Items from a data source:
—————

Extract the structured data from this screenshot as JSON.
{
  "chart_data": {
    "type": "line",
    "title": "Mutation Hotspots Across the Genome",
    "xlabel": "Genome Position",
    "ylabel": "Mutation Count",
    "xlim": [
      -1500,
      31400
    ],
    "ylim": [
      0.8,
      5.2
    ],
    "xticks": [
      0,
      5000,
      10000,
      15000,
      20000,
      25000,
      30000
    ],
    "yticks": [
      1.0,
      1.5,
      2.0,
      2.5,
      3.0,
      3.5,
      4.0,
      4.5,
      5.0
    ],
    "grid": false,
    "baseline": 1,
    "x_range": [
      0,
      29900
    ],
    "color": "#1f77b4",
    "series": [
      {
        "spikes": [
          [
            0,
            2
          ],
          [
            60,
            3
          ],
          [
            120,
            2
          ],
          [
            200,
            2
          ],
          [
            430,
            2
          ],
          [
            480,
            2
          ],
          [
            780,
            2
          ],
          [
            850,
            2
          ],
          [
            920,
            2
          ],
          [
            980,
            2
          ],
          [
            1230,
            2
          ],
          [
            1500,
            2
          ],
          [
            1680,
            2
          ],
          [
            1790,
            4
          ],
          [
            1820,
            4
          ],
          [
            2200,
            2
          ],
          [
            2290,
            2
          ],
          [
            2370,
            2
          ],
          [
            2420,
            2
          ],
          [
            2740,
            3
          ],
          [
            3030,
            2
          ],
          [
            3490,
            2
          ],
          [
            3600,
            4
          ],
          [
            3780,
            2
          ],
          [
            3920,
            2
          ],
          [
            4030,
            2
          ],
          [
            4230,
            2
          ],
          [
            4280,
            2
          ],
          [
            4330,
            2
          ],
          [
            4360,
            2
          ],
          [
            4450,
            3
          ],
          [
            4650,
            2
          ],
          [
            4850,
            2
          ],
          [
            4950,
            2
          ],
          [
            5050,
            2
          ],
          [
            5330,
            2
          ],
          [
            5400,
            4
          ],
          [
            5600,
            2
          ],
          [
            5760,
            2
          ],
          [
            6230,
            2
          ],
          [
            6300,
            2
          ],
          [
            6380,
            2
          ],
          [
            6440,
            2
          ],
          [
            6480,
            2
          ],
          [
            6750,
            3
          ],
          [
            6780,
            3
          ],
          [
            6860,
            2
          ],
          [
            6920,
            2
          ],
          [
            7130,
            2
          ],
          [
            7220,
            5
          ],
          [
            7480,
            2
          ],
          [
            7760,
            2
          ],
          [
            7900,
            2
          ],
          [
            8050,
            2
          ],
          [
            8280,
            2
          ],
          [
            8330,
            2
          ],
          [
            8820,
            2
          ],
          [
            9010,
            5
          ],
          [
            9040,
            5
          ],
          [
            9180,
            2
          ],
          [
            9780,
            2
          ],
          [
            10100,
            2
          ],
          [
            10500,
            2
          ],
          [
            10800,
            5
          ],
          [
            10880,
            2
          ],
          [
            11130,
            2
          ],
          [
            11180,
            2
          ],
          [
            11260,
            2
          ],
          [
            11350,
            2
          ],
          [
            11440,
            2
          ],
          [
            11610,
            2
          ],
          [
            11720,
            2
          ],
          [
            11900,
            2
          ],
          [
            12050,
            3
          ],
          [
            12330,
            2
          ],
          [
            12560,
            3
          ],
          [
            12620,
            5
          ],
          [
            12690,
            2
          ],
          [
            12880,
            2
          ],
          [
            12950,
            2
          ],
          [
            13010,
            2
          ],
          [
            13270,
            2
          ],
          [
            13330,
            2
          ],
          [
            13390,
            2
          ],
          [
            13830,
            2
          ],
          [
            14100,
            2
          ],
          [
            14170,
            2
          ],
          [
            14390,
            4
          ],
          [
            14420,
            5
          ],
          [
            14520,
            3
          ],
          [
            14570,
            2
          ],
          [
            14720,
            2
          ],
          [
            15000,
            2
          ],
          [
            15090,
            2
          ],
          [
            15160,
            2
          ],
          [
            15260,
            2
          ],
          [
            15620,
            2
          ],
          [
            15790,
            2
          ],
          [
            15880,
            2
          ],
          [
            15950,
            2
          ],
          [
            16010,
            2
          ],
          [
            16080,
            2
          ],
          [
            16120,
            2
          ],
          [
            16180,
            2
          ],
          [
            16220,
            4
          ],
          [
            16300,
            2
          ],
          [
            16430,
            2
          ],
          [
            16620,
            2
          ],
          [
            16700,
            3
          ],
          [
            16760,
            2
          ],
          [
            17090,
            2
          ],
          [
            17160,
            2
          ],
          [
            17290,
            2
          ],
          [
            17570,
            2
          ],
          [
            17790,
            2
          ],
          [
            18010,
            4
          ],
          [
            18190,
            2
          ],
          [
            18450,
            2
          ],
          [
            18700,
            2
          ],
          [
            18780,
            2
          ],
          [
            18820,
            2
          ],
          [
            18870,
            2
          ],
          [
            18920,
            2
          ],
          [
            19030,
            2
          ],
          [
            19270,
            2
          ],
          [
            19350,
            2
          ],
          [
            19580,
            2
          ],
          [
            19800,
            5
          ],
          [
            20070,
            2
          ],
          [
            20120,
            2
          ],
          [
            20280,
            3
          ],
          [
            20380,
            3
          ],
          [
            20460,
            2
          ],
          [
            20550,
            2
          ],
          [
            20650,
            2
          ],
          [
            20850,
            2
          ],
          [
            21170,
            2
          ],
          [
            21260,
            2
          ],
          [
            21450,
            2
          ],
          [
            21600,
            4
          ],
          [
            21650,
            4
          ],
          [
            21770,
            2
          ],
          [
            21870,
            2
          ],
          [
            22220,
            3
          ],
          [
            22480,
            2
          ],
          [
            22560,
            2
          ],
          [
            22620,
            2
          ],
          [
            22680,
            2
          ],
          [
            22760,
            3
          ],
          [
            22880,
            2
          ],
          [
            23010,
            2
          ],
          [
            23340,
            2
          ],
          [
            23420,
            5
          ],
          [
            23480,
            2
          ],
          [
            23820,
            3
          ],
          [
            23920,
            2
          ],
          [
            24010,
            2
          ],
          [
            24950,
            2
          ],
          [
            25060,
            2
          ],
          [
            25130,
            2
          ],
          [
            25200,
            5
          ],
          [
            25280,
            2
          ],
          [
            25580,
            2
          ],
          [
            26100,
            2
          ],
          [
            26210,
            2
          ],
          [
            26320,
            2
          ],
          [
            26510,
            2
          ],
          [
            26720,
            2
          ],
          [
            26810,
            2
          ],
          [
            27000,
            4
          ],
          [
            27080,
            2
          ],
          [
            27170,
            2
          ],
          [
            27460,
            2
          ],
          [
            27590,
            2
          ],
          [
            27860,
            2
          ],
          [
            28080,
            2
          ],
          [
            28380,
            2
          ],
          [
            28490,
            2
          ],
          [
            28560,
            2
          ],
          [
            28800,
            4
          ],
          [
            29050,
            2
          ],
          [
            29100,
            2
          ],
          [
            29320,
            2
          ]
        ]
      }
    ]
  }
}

—————

§ **What to produce**: Give the data back in full, matching it character for character.

§ **Answer to the exercise**:
Extract the structured data from this screenshot as JSON.
{
  "chart_data": {
    "type": "line",
    "title": "Mutation Hotspots Across the Genome",
    "xlabel": "Genome Position",
    "ylabel": "Mutation Count",
    "xlim": [
      -1500,
      31400
    ],
    "ylim": [
      0.8,
      5.2
    ],
    "xticks": [
      0,
      5000,
      10000,
      15000,
      20000,
      25000,
      30000
    ],
    "yticks": [
      1.0,
      1.5,
      2.0,
      2.5,
      3.0,
      3.5,
      4.0,
      4.5,
      5.0
    ],
    "grid": false,
    "baseline": 1,
    "x_range": [
      0,
      29900
    ],
    "color": "#1f77b4",
    "series": [
      {
        "spikes": [
          [
            0,
            2
          ],
          [
            60,
            3
          ],
          [
            120,
            2
          ],
          [
            200,
            2
          ],
          [
            430,
            2
          ],
          [
            480,
            2
          ],
          [
            780,
            2
          ],
          [
            850,
            2
          ],
          [
            920,
            2
          ],
          [
            980,
            2
          ],
          [
            1230,
            2
          ],
          [
            1500,
            2
          ],
          [
            1680,
            2
          ],
          [
            1790,
            4
          ],
          [
            1820,
            4
          ],
          [
            2200,
            2
          ],
          [
            2290,
            2
          ],
          [
            2370,
            2
          ],
          [
            2420,
            2
          ],
          [
            2740,
            3
          ],
          [
            3030,
            2
          ],
          [
            3490,
            2
          ],
          [
            3600,
            4
          ],
          [
            3780,
            2
          ],
          [
            3920,
            2
          ],
          [
            4030,
            2
          ],
          [
            4230,
            2
          ],
          [
            4280,
            2
          ],
          [
            4330,
            2
          ],
          [
            4360,
            2
          ],
          [
            4450,
            3
          ],
          [
            4650,
            2
          ],
          [
            4850,
            2
          ],
          [
            4950,
            2
          ],
          [
            5050,
            2
          ],
          [
            5330,
            2
          ],
          [
            5400,
            4
          ],
          [
            5600,
            2
          ],
          [
            5760,
            2
          ],
          [
            6230,
            2
          ],
          [
            6300,
            2
          ],
          [
            6380,
            2
          ],
          [
            6440,
            2
          ],
          [
            6480,
            2
          ],
          [
            6750,
            3
          ],
          [
            6780,
            3
          ],
          [
            6860,
            2
          ],
          [
            6920,
            2
          ],
          [
            7130,
            2
          ],
          [
            7220,
            5
          ],
          [
            7480,
            2
          ],
          [
            7760,
            2
          ],
          [
            7900,
            2
          ],
          [
            8050,
            2
          ],
          [
            8280,
            2
          ],
          [
            8330,
            2
          ],
          [
            8820,
            2
          ],
          [
            9010,
            5
          ],
          [
            9040,
            5
          ],
          [
            9180,
            2
          ],
          [
            9780,
            2
          ],
          [
            10100,
            2
          ],
          [
            10500,
            2
          ],
          [
            10800,
            5
          ],
          [
            10880,
            2
          ],
          [
            11130,
            2
          ],
          [
            11180,
            2
          ],
          [
            11260,
            2
          ],
          [
            11350,
            2
          ],
          [
            11440,
            2
          ],
          [
            11610,
            2
          ],
          [
            11720,
            2
          ],
          [
            11900,
            2
          ],
          [
            12050,
            3
          ],
          [
            12330,
            2
          ],
          [
            12560,
            3
          ],
          [
            12620,
            5
          ],
          [
            12690,
            2
          ],
          [
            12880,
            2
          ],
          [
            12950,
            2
          ],
          [
            13010,
            2
          ],
          [
            13270,
            2
          ],
          [
            13330,
            2
          ],
          [
            13390,
            2
          ],
          [
            13830,
            2
          ],
          [
            14100,
            2
          ],
          [
            14170,
            2
          ],
          [
            14390,
            4
          ],
          [
            14420,
            5
          ],
          [
            14520,
            3
          ],
          [
            14570,
            2
          ],
          [
            14720,
            2
          ],
          [
            15000,
            2
          ],
          [
            15090,
            2
          ],
          [
            15160,
            2
          ],
          [
            15260,
            2
          ],
          [
            15620,
            2
          ],
          [
            15790,
            2
          ],
          [
            15880,
            2
          ],
          [
            15950,
            2
          ],
          [
            16010,
            2
          ],
          [
            16080,
            2
          ],
          [
            16120,
            2
          ],
          [
            16180,
            2
          ],
          [
            16220,
            4
          ],
          [
            16300,
            2
          ],
          [
            16430,
            2
          ],
          [
            16620,
            2
          ],
          [
            16700,
            3
          ],
          [
            16760,
            2
          ],
          [
            17090,
            2
          ],
          [
            17160,
            2
          ],
          [
            17290,
            2
          ],
          [
            17570,
            2
          ],
          [
            17790,
            2
          ],
          [
            18010,
            4
          ],
          [
            18190,
            2
          ],
          [
            18450,
            2
          ],
          [
            18700,
            2
          ],
          [
            18780,
            2
          ],
          [
            18820,
            2
          ],
          [
            18870,
            2
          ],
          [
            18920,
            2
          ],
          [
            19030,
            2
          ],
          [
            19270,
            2
          ],
          [
            19350,
            2
          ],
          [
            19580,
            2
          ],
          [
            19800,
            5
          ],
          [
            20070,
            2
          ],
          [
            20120,
            2
          ],
          [
            20280,
            3
          ],
          [
            20380,
            3
          ],
          [
            20460,
            2
          ],
          [
            20550,
            2
          ],
          [
            20650,
            2
          ],
          [
            20850,
            2
          ],
          [
            21170,
            2
          ],
          [
            21260,
            2
          ],
          [
            21450,
            2
          ],
          [
            21600,
            4
          ],
          [
            21650,
            4
          ],
          [
            21770,
            2
          ],
          [
            21870,
            2
          ],
          [
            22220,
            3
          ],
          [
            22480,
            2
          ],
          [
            22560,
            2
          ],
          [
            22620,
            2
          ],
          [
            22680,
            2
          ],
          [
            22760,
            3
          ],
          [
            22880,
            2
          ],
          [
            23010,
            2
          ],
          [
            23340,
            2
          ],
          [
            23420,
            5
          ],
          [
            23480,
            2
          ],
          [
            23820,
            3
          ],
          [
            23920,
            2
          ],
          [
            24010,
            2
          ],
          [
            24950,
            2
          ],
          [
            25060,
            2
          ],
          [
            25130,
            2
          ],
          [
            25200,
            5
          ],
          [
            25280,
            2
          ],
          [
            25580,
            2
          ],
          [
            26100,
            2
          ],
          [
            26210,
            2
          ],
          [
            26320,
            2
          ],
          [
            26510,
            2
          ],
          [
            26720,
            2
          ],
          [
            26810,
            2
          ],
          [
            27000,
            4
          ],
          [
            27080,
            2
          ],
          [
            27170,
            2
          ],
          [
            27460,
            2
          ],
          [
            27590,
            2
          ],
          [
            27860,
            2
          ],
          [
            28080,
            2
          ],
          [
            28380,
            2
          ],
          [
            28490,
            2
          ],
          [
            28560,
            2
          ],
          [
            28800,
            4
          ],
          [
            29050,
            2
          ],
          [
            29100,
            2
          ],
          [
            29320,
            2
          ]
        ]
      }
    ]
  }
}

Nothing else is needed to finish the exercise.